■ **Supplied records**:
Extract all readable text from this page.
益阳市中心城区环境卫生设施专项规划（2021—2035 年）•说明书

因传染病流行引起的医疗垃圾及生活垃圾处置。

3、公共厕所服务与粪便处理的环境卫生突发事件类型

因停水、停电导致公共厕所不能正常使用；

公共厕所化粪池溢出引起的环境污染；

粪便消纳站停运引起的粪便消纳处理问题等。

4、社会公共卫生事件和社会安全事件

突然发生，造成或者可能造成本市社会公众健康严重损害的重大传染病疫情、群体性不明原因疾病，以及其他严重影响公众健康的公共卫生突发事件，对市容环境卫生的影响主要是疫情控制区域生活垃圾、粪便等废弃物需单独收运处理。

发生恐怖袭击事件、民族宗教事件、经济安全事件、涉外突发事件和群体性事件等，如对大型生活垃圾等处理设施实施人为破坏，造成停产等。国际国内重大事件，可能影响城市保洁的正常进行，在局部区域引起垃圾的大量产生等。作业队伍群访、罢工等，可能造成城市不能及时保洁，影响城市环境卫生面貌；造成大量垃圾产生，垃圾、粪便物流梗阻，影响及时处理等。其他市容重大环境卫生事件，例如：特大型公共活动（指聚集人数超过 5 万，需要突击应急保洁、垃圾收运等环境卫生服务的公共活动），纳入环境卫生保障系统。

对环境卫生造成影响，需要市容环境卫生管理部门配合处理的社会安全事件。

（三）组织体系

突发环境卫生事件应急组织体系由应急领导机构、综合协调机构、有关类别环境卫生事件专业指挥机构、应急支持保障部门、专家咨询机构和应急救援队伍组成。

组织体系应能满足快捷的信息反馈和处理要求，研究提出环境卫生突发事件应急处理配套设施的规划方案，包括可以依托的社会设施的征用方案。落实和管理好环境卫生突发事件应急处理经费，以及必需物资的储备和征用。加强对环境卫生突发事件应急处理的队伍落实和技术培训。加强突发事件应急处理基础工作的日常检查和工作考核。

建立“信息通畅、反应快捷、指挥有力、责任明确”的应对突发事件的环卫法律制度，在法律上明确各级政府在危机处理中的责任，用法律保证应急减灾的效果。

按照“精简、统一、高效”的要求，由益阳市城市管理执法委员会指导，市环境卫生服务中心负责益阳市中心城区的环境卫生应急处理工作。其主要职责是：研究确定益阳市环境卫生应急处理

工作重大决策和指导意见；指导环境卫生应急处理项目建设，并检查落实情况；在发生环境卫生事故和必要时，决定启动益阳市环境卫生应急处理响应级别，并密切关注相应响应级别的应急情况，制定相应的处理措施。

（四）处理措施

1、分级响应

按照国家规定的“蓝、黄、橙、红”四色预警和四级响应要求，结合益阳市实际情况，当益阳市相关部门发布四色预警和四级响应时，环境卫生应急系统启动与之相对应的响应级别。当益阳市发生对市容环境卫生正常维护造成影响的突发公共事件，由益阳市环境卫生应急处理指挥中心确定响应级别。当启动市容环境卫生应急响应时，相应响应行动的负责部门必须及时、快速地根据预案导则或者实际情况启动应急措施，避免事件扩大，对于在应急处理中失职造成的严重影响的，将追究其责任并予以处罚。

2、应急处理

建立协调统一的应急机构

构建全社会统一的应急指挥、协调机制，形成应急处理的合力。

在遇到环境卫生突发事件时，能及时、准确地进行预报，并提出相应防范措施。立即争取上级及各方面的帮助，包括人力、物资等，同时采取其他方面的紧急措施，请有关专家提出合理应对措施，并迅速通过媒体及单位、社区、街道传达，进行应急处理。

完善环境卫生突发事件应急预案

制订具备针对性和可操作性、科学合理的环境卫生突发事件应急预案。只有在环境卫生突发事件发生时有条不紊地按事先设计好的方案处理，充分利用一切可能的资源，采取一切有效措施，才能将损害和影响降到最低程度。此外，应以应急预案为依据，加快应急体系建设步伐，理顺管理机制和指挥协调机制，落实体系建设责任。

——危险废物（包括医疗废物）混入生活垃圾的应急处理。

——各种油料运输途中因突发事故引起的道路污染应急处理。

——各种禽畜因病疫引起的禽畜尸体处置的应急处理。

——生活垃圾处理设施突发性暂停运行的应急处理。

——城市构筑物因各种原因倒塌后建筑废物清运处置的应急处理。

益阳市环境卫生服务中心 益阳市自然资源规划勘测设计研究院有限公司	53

■ **Set exercise**: Copy out each line above, character for character.

■ **Full response**:
Extract all readable text from this page.
益阳市中心城区环境卫生设施专项规划（2021—2035 年）•说明书

因传染病流行引起的医疗垃圾及生活垃圾处置。

3、公共厕所服务与粪便处理的环境卫生突发事件类型

因停水、停电导致公共厕所不能正常使用；

公共厕所化粪池溢出引起的环境污染；

粪便消纳站停运引起的粪便消纳处理问题等。

4、社会公共卫生事件和社会安全事件

突然发生，造成或者可能造成本市社会公众健康严重损害的重大传染病疫情、群体性不明原因疾病，以及其他严重影响公众健康的公共卫生突发事件，对市容环境卫生的影响主要是疫情控制区域生活垃圾、粪便等废弃物需单独收运处理。

发生恐怖袭击事件、民族宗教事件、经济安全事件、涉外突发事件和群体性事件等，如对大型生活垃圾等处理设施实施人为破坏，造成停产等。国际国内重大事件，可能影响城市保洁的正常进行，在局部区域引起垃圾的大量产生等。作业队伍群访、罢工等，可能造成城市不能及时保洁，影响城市环境卫生面貌；造成大量垃圾产生，垃圾、粪便物流梗阻，影响及时处理等。其他市容重大环境卫生事件，例如：特大型公共活动（指聚集人数超过 5 万，需要突击应急保洁、垃圾收运等环境卫生服务的公共活动），纳入环境卫生保障系统。

对环境卫生造成影响，需要市容环境卫生管理部门配合处理的社会安全事件。

（三）组织体系

突发环境卫生事件应急组织体系由应急领导机构、综合协调机构、有关类别环境卫生事件专业指挥机构、应急支持保障部门、专家咨询机构和应急救援队伍组成。

组织体系应能满足快捷的信息反馈和处理要求，研究提出环境卫生突发事件应急处理配套设施的规划方案，包括可以依托的社会设施的征用方案。落实和管理好环境卫生突发事件应急处理经费，以及必需物资的储备和征用。加强对环境卫生突发事件应急处理的队伍落实和技术培训。加强突发事件应急处理基础工作的日常检查和工作考核。

建立“信息通畅、反应快捷、指挥有力、责任明确”的应对突发事件的环卫法律制度，在法律上明确各级政府在危机处理中的责任，用法律保证应急减灾的效果。

按照“精简、统一、高效”的要求，由益阳市城市管理执法委员会指导，市环境卫生服务中心负责益阳市中心城区的环境卫生应急处理工作。其主要职责是：研究确定益阳市环境卫生应急处理

工作重大决策和指导意见；指导环境卫生应急处理项目建设，并检查落实情况；在发生环境卫生事故和必要时，决定启动益阳市环境卫生应急处理响应级别，并密切关注相应响应级别的应急情况，制定相应的处理措施。

（四）处理措施

1、分级响应

按照国家规定的“蓝、黄、橙、红”四色预警和四级响应要求，结合益阳市实际情况，当益阳市相关部门发布四色预警和四级响应时，环境卫生应急系统启动与之相对应的响应级别。当益阳市发生对市容环境卫生正常维护造成影响的突发公共事件，由益阳市环境卫生应急处理指挥中心确定响应级别。当启动市容环境卫生应急响应时，相应响应行动的负责部门必须及时、快速地根据预案导则或者实际情况启动应急措施，避免事件扩大，对于在应急处理中失职造成的严重影响的，将追究其责任并予以处罚。

2、应急处理

建立协调统一的应急机构

构建全社会统一的应急指挥、协调机制，形成应急处理的合力。

在遇到环境卫生突发事件时，能及时、准确地进行预报，并提出相应防范措施。立即争取上级及各方面的帮助，包括人力、物资等，同时采取其他方面的紧急措施，请有关专家提出合理应对措施，并迅速通过媒体及单位、社区、街道传达，进行应急处理。

完善环境卫生突发事件应急预案

制订具备针对性和可操作性、科学合理的环境卫生突发事件应急预案。只有在环境卫生突发事件发生时有条不紊地按事先设计好的方案处理，充分利用一切可能的资源，采取一切有效措施，才能将损害和影响降到最低程度。此外，应以应急预案为依据，加快应急体系建设步伐，理顺管理机制和指挥协调机制，落实体系建设责任。

——危险废物（包括医疗废物）混入生活垃圾的应急处理。

——各种油料运输途中因突发事故引起的道路污染应急处理。

——各种禽畜因病疫引起的禽畜尸体处置的应急处理。

——生活垃圾处理设施突发性暂停运行的应急处理。

——城市构筑物因各种原因倒塌后建筑废物清运处置的应急处理。

益阳市环境卫生服务中心 益阳市自然资源规划勘测设计研究院有限公司	53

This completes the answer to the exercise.